-- Stored records --
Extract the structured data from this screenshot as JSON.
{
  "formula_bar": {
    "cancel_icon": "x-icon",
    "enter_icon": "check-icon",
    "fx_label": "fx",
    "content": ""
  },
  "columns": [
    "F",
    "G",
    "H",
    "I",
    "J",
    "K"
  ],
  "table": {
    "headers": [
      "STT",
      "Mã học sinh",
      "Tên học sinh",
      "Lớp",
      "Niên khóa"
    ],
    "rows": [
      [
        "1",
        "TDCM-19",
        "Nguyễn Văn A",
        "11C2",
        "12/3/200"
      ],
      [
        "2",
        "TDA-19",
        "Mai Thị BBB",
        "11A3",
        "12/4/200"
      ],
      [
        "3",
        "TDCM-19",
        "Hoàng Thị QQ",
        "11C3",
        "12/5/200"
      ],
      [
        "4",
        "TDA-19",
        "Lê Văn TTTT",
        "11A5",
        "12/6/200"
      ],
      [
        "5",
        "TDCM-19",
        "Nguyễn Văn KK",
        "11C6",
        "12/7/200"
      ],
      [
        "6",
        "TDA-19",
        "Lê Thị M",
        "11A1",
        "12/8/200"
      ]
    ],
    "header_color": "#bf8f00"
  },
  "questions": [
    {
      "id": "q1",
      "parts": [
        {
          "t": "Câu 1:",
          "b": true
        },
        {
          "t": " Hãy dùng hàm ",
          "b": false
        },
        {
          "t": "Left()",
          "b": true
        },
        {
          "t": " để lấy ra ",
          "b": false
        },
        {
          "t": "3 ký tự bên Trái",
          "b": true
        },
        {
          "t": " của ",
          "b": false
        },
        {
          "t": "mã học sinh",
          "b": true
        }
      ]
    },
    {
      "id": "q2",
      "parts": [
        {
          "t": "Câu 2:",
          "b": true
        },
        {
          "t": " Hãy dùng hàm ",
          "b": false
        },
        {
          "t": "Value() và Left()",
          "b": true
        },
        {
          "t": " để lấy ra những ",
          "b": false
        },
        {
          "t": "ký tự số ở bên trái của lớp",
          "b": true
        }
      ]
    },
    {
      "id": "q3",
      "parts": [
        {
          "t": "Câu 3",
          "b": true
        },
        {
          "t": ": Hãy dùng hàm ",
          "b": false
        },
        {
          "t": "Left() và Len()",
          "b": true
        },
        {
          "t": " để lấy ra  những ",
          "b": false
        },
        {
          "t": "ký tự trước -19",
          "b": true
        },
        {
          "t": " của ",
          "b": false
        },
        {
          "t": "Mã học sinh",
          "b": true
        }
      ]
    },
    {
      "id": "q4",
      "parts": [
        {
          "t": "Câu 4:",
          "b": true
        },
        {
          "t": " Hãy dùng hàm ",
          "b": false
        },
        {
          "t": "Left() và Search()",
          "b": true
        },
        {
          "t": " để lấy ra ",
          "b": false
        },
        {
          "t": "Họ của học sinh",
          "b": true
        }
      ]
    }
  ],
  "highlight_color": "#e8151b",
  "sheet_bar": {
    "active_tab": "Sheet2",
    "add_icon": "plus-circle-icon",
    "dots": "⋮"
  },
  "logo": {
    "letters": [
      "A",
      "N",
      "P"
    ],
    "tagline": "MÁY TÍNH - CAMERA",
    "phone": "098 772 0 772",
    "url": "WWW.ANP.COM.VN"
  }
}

-- Brief --
Write out the complete set of records exactly as given.

-- Exercise result --
Extract the structured data from this screenshot as JSON.
{
  "formula_bar": {
    "cancel_icon": "x-icon",
    "enter_icon": "check-icon",
    "fx_label": "fx",
    "content": ""
  },
  "columns": [
    "F",
    "G",
    "H",
    "I",
    "J",
    "K"
  ],
  "table": {
    "headers": [
      "STT",
      "Mã học sinh",
      "Tên học sinh",
      "Lớp",
      "Niên khóa"
    ],
    "rows": [
      [
        "1",
        "TDCM-19",
        "Nguyễn Văn A",
        "11C2",
        "12/3/200"
      ],
      [
        "2",
        "TDA-19",
        "Mai Thị BBB",
        "11A3",
        "12/4/200"
      ],
      [
        "3",
        "TDCM-19",
        "Hoàng Thị QQ",
        "11C3",
        "12/5/200"
      ],
      [
        "4",
        "TDA-19",
        "Lê Văn TTTT",
        "11A5",
        "12/6/200"
      ],
      [
        "5",
        "TDCM-19",
        "Nguyễn Văn KK",
        "11C6",
        "12/7/200"
      ],
      [
        "6",
        "TDA-19",
        "Lê Thị M",
        "11A1",
        "12/8/200"
      ]
    ],
    "header_color": "#bf8f00"
  },
  "questions": [
    {
      "id": "q1",
      "parts": [
        {
          "t": "Câu 1:",
          "b": true
        },
        {
          "t": " Hãy dùng hàm ",
          "b": false
        },
        {
          "t": "Left()",
          "b": true
        },
        {
          "t": " để lấy ra ",
          "b": false
        },
        {
          "t": "3 ký tự bên Trái",
          "b": true
        },
        {
          "t": " của ",
          "b": false
        },
        {
          "t": "mã học sinh",
          "b": true
        }
      ]
    },
    {
      "id": "q2",
      "parts": [
        {
          "t": "Câu 2:",
          "b": true
        },
        {
          "t": " Hãy dùng hàm ",
          "b": false
        },
        {
          "t": "Value() và Left()",
          "b": true
        },
        {
          "t": " để lấy ra những ",
          "b": false
        },
        {
          "t": "ký tự số ở bên trái của lớp",
          "b": true
        }
      ]
    },
    {
      "id": "q3",
      "parts": [
        {
          "t": "Câu 3",
          "b": true
        },
        {
          "t": ": Hãy dùng hàm ",
          "b": false
        },
        {
          "t": "Left() và Len()",
          "b": true
        },
        {
          "t": " để lấy ra  những ",
          "b": false
        },
        {
          "t": "ký tự trước -19",
          "b": true
        },
        {
          "t": " của ",
          "b": false
        },
        {
          "t": "Mã học sinh",
          "b": true
        }
      ]
    },
    {
      "id": "q4",
      "parts": [
        {
          "t": "Câu 4:",
          "b": true
        },
        {
          "t": " Hãy dùng hàm ",
          "b": false
        },
        {
          "t": "Left() và Search()",
          "b": true
        },
        {
          "t": " để lấy ra ",
          "b": false
        },
        {
          "t": "Họ của học sinh",
          "b": true
        }
      ]
    }
  ],
  "highlight_color": "#e8151b",
  "sheet_bar": {
    "active_tab": "Sheet2",
    "add_icon": "plus-circle-icon",
    "dots": "⋮"
  },
  "logo": {
    "letters": [
      "A",
      "N",
      "P"
    ],
    "tagline": "MÁY TÍNH - CAMERA",
    "phone": "098 772 0 772",
    "url": "WWW.ANP.COM.VN"
  }
}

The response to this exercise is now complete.